• Short problem:
Write out every entry exactly as it stands.
* START Data in this exercise *
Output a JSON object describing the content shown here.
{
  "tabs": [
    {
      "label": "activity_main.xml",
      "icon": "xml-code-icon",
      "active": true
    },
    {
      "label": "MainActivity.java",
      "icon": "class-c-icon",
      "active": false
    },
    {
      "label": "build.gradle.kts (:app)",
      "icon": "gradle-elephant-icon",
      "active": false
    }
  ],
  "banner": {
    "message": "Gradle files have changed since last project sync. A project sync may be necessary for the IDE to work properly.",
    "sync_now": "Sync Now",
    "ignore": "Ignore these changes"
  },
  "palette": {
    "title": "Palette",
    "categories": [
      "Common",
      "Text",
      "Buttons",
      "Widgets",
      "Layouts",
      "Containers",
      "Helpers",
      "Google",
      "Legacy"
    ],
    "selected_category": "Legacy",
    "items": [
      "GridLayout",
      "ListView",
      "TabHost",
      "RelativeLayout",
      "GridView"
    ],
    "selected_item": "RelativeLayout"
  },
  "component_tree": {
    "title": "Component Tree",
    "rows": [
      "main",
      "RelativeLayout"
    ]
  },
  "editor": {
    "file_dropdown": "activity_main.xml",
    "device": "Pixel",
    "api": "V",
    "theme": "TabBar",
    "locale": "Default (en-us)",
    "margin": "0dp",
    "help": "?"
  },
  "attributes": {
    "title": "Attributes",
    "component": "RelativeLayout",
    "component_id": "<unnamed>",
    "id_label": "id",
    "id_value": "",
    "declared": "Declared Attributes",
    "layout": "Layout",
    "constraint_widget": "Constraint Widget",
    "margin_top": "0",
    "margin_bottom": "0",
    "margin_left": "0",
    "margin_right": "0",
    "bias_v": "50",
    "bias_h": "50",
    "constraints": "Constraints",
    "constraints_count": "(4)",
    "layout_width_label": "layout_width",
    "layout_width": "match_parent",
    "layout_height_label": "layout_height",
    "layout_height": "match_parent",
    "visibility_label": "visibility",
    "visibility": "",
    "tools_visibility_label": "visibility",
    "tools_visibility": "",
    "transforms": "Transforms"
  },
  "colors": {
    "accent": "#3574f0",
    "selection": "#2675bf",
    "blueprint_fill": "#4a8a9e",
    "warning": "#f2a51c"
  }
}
* END Data in this exercise *
• Exercise response:
Output a JSON object describing the content shown here.
{
  "tabs": [
    {
      "label": "activity_main.xml",
      "icon": "xml-code-icon",
      "active": true
    },
    {
      "label": "MainActivity.java",
      "icon": "class-c-icon",
      "active": false
    },
    {
      "label": "build.gradle.kts (:app)",
      "icon": "gradle-elephant-icon",
      "active": false
    }
  ],
  "banner": {
    "message": "Gradle files have changed since last project sync. A project sync may be necessary for the IDE to work properly.",
    "sync_now": "Sync Now",
    "ignore": "Ignore these changes"
  },
  "palette": {
    "title": "Palette",
    "categories": [
      "Common",
      "Text",
      "Buttons",
      "Widgets",
      "Layouts",
      "Containers",
      "Helpers",
      "Google",
      "Legacy"
    ],
    "selected_category": "Legacy",
    "items": [
      "GridLayout",
      "ListView",
      "TabHost",
      "RelativeLayout",
      "GridView"
    ],
    "selected_item": "RelativeLayout"
  },
  "component_tree": {
    "title": "Component Tree",
    "rows": [
      "main",
      "RelativeLayout"
    ]
  },
  "editor": {
    "file_dropdown": "activity_main.xml",
    "device": "Pixel",
    "api": "V",
    "theme": "TabBar",
    "locale": "Default (en-us)",
    "margin": "0dp",
    "help": "?"
  },
  "attributes": {
    "title": "Attributes",
    "component": "RelativeLayout",
    "component_id": "<unnamed>",
    "id_label": "id",
    "id_value": "",
    "declared": "Declared Attributes",
    "layout": "Layout",
    "constraint_widget": "Constraint Widget",
    "margin_top": "0",
    "margin_bottom": "0",
    "margin_left": "0",
    "margin_right": "0",
    "bias_v": "50",
    "bias_h": "50",
    "constraints": "Constraints",
    "constraints_count": "(4)",
    "layout_width_label": "layout_width",
    "layout_width": "match_parent",
    "layout_height_label": "layout_height",
    "layout_height": "match_parent",
    "visibility_label": "visibility",
    "visibility": "",
    "tools_visibility_label": "visibility",
    "tools_visibility": "",
    "transforms": "Transforms"
  },
  "colors": {
    "accent": "#3574f0",
    "selection": "#2675bf",
    "blueprint_fill": "#4a8a9e",
    "warning": "#f2a51c"
  }
}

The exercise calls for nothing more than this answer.